> _Challenge_
Below are some entries; can you quote all of them exactly?

== == ==

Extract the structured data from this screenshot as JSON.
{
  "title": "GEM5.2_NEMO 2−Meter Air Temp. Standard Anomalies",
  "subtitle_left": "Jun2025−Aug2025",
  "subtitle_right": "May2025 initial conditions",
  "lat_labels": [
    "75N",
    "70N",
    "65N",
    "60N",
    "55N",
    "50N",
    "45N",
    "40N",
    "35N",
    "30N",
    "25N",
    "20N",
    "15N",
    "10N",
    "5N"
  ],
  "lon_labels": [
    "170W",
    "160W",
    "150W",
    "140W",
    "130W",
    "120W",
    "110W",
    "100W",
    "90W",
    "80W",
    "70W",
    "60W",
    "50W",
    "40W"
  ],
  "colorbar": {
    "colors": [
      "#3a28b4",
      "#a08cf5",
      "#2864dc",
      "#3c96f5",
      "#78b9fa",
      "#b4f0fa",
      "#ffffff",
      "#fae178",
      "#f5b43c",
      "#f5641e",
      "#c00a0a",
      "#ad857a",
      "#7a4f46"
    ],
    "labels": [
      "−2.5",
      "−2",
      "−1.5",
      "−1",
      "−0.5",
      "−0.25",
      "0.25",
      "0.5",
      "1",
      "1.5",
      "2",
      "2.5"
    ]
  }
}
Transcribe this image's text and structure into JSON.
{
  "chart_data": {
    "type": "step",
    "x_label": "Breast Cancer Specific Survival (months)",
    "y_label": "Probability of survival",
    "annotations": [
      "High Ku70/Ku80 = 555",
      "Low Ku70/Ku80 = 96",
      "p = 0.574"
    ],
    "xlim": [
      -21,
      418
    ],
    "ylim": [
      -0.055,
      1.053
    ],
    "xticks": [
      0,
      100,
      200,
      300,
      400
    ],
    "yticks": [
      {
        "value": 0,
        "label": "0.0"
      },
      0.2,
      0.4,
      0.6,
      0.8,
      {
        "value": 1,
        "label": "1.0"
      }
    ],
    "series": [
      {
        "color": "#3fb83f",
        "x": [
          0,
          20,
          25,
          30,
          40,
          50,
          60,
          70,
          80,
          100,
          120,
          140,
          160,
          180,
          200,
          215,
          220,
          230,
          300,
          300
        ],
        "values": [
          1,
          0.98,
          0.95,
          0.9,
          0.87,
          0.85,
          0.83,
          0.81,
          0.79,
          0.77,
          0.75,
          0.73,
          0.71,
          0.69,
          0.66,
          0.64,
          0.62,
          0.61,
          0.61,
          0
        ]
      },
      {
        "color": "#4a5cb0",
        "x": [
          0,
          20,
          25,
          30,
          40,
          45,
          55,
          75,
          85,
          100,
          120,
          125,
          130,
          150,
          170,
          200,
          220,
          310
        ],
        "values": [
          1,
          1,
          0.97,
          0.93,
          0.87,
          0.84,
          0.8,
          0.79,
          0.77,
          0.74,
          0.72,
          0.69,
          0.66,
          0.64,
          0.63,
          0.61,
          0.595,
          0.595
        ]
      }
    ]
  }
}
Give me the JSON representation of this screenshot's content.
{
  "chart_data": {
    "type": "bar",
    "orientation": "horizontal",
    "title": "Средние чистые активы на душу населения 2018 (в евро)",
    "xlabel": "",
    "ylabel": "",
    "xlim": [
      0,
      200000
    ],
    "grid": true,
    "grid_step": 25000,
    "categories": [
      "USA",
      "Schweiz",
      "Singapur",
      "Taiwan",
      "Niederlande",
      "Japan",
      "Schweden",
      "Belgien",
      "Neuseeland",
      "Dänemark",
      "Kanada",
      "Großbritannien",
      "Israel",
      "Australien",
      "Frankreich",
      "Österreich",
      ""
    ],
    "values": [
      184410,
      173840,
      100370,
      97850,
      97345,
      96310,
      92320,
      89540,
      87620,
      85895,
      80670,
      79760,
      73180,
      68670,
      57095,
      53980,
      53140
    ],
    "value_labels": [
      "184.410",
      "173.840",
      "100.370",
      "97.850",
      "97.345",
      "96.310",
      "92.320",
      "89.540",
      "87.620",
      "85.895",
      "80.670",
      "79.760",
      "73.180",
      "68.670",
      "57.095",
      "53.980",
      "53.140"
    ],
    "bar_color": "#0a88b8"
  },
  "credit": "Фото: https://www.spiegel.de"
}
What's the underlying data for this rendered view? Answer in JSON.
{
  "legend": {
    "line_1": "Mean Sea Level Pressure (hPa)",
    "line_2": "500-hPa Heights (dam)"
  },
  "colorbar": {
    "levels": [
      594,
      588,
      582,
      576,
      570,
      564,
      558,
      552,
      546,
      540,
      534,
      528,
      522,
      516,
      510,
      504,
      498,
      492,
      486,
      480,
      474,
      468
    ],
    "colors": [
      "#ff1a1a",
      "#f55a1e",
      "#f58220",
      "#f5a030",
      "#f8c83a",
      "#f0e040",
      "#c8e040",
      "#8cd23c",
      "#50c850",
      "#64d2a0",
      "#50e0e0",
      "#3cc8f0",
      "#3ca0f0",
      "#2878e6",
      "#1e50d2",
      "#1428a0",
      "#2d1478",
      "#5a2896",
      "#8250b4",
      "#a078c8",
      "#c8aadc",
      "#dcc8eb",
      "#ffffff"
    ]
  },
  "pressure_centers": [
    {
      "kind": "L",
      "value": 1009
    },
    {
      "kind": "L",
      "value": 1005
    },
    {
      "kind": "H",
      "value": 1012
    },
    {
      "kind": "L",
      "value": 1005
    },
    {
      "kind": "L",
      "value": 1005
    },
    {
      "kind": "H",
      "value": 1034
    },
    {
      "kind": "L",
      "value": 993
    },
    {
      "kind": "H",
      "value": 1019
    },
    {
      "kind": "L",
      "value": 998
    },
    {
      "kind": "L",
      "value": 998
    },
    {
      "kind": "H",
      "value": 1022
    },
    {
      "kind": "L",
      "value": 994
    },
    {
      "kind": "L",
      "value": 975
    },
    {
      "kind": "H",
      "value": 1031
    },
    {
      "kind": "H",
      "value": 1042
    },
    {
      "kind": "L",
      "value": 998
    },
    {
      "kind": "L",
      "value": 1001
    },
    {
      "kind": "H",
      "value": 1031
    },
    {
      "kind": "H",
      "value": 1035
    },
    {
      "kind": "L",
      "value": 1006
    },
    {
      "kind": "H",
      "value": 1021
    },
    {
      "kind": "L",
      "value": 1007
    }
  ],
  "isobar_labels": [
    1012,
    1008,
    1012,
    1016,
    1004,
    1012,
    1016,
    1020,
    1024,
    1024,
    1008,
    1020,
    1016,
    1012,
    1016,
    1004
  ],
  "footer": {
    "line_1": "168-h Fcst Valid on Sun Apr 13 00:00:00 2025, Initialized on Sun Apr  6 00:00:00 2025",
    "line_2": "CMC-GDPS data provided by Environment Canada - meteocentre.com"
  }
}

== == ==

> _Full output_
Extract the structured data from this screenshot as JSON.
{
  "title": "GEM5.2_NEMO 2−Meter Air Temp. Standard Anomalies",
  "subtitle_left": "Jun2025−Aug2025",
  "subtitle_right": "May2025 initial conditions",
  "lat_labels": [
    "75N",
    "70N",
    "65N",
    "60N",
    "55N",
    "50N",
    "45N",
    "40N",
    "35N",
    "30N",
    "25N",
    "20N",
    "15N",
    "10N",
    "5N"
  ],
  "lon_labels": [
    "170W",
    "160W",
    "150W",
    "140W",
    "130W",
    "120W",
    "110W",
    "100W",
    "90W",
    "80W",
    "70W",
    "60W",
    "50W",
    "40W"
  ],
  "colorbar": {
    "colors": [
      "#3a28b4",
      "#a08cf5",
      "#2864dc",
      "#3c96f5",
      "#78b9fa",
      "#b4f0fa",
      "#ffffff",
      "#fae178",
      "#f5b43c",
      "#f5641e",
      "#c00a0a",
      "#ad857a",
      "#7a4f46"
    ],
    "labels": [
      "−2.5",
      "−2",
      "−1.5",
      "−1",
      "−0.5",
      "−0.25",
      "0.25",
      "0.5",
      "1",
      "1.5",
      "2",
      "2.5"
    ]
  }
}
Transcribe this image's text and structure into JSON.
{
  "chart_data": {
    "type": "step",
    "x_label": "Breast Cancer Specific Survival (months)",
    "y_label": "Probability of survival",
    "annotations": [
      "High Ku70/Ku80 = 555",
      "Low Ku70/Ku80 = 96",
      "p = 0.574"
    ],
    "xlim": [
      -21,
      418
    ],
    "ylim": [
      -0.055,
      1.053
    ],
    "xticks": [
      0,
      100,
      200,
      300,
      400
    ],
    "yticks": [
      {
        "value": 0,
        "label": "0.0"
      },
      0.2,
      0.4,
      0.6,
      0.8,
      {
        "value": 1,
        "label": "1.0"
      }
    ],
    "series": [
      {
        "color": "#3fb83f",
        "x": [
          0,
          20,
          25,
          30,
          40,
          50,
          60,
          70,
          80,
          100,
          120,
          140,
          160,
          180,
          200,
          215,
          220,
          230,
          300,
          300
        ],
        "values": [
          1,
          0.98,
          0.95,
          0.9,
          0.87,
          0.85,
          0.83,
          0.81,
          0.79,
          0.77,
          0.75,
          0.73,
          0.71,
          0.69,
          0.66,
          0.64,
          0.62,
          0.61,
          0.61,
          0
        ]
      },
      {
        "color": "#4a5cb0",
        "x": [
          0,
          20,
          25,
          30,
          40,
          45,
          55,
          75,
          85,
          100,
          120,
          125,
          130,
          150,
          170,
          200,
          220,
          310
        ],
        "values": [
          1,
          1,
          0.97,
          0.93,
          0.87,
          0.84,
          0.8,
          0.79,
          0.77,
          0.74,
          0.72,
          0.69,
          0.66,
          0.64,
          0.63,
          0.61,
          0.595,
          0.595
        ]
      }
    ]
  }
}
Give me the JSON representation of this screenshot's content.
{
  "chart_data": {
    "type": "bar",
    "orientation": "horizontal",
    "title": "Средние чистые активы на душу населения 2018 (в евро)",
    "xlabel": "",
    "ylabel": "",
    "xlim": [
      0,
      200000
    ],
    "grid": true,
    "grid_step": 25000,
    "categories": [
      "USA",
      "Schweiz",
      "Singapur",
      "Taiwan",
      "Niederlande",
      "Japan",
      "Schweden",
      "Belgien",
      "Neuseeland",
      "Dänemark",
      "Kanada",
      "Großbritannien",
      "Israel",
      "Australien",
      "Frankreich",
      "Österreich",
      ""
    ],
    "values": [
      184410,
      173840,
      100370,
      97850,
      97345,
      96310,
      92320,
      89540,
      87620,
      85895,
      80670,
      79760,
      73180,
      68670,
      57095,
      53980,
      53140
    ],
    "value_labels": [
      "184.410",
      "173.840",
      "100.370",
      "97.850",
      "97.345",
      "96.310",
      "92.320",
      "89.540",
      "87.620",
      "85.895",
      "80.670",
      "79.760",
      "73.180",
      "68.670",
      "57.095",
      "53.980",
      "53.140"
    ],
    "bar_color": "#0a88b8"
  },
  "credit": "Фото: https://www.spiegel.de"
}
What's the underlying data for this rendered view? Answer in JSON.
{
  "legend": {
    "line_1": "Mean Sea Level Pressure (hPa)",
    "line_2": "500-hPa Heights (dam)"
  },
  "colorbar": {
    "levels": [
      594,
      588,
      582,
      576,
      570,
      564,
      558,
      552,
      546,
      540,
      534,
      528,
      522,
      516,
      510,
      504,
      498,
      492,
      486,
      480,
      474,
      468
    ],
    "colors": [
      "#ff1a1a",
      "#f55a1e",
      "#f58220",
      "#f5a030",
      "#f8c83a",
      "#f0e040",
      "#c8e040",
      "#8cd23c",
      "#50c850",
      "#64d2a0",
      "#50e0e0",
      "#3cc8f0",
      "#3ca0f0",
      "#2878e6",
      "#1e50d2",
      "#1428a0",
      "#2d1478",
      "#5a2896",
      "#8250b4",
      "#a078c8",
      "#c8aadc",
      "#dcc8eb",
      "#ffffff"
    ]
  },
  "pressure_centers": [
    {
      "kind": "L",
      "value": 1009
    },
    {
      "kind": "L",
      "value": 1005
    },
    {
      "kind": "H",
      "value": 1012
    },
    {
      "kind": "L",
      "value": 1005
    },
    {
      "kind": "L",
      "value": 1005
    },
    {
      "kind": "H",
      "value": 1034
    },
    {
      "kind": "L",
      "value": 993
    },
    {
      "kind": "H",
      "value": 1019
    },
    {
      "kind": "L",
      "value": 998
    },
    {
      "kind": "L",
      "value": 998
    },
    {
      "kind": "H",
      "value": 1022
    },
    {
      "kind": "L",
      "value": 994
    },
    {
      "kind": "L",
      "value": 975
    },
    {
      "kind": "H",
      "value": 1031
    },
    {
      "kind": "H",
      "value": 1042
    },
    {
      "kind": "L",
      "value": 998
    },
    {
      "kind": "L",
      "value": 1001
    },
    {
      "kind": "H",
      "value": 1031
    },
    {
      "kind": "H",
      "value": 1035
    },
    {
      "kind": "L",
      "value": 1006
    },
    {
      "kind": "H",
      "value": 1021
    },
    {
      "kind": "L",
      "value": 1007
    }
  ],
  "isobar_labels": [
    1012,
    1008,
    1012,
    1016,
    1004,
    1012,
    1016,
    1020,
    1024,
    1024,
    1008,
    1020,
    1016,
    1012,
    1016,
    1004
  ],
  "footer": {
    "line_1": "168-h Fcst Valid on Sun Apr 13 00:00:00 2025, Initialized on Sun Apr  6 00:00:00 2025",
    "line_2": "CMC-GDPS data provided by Environment Canada - meteocentre.com"
  }
}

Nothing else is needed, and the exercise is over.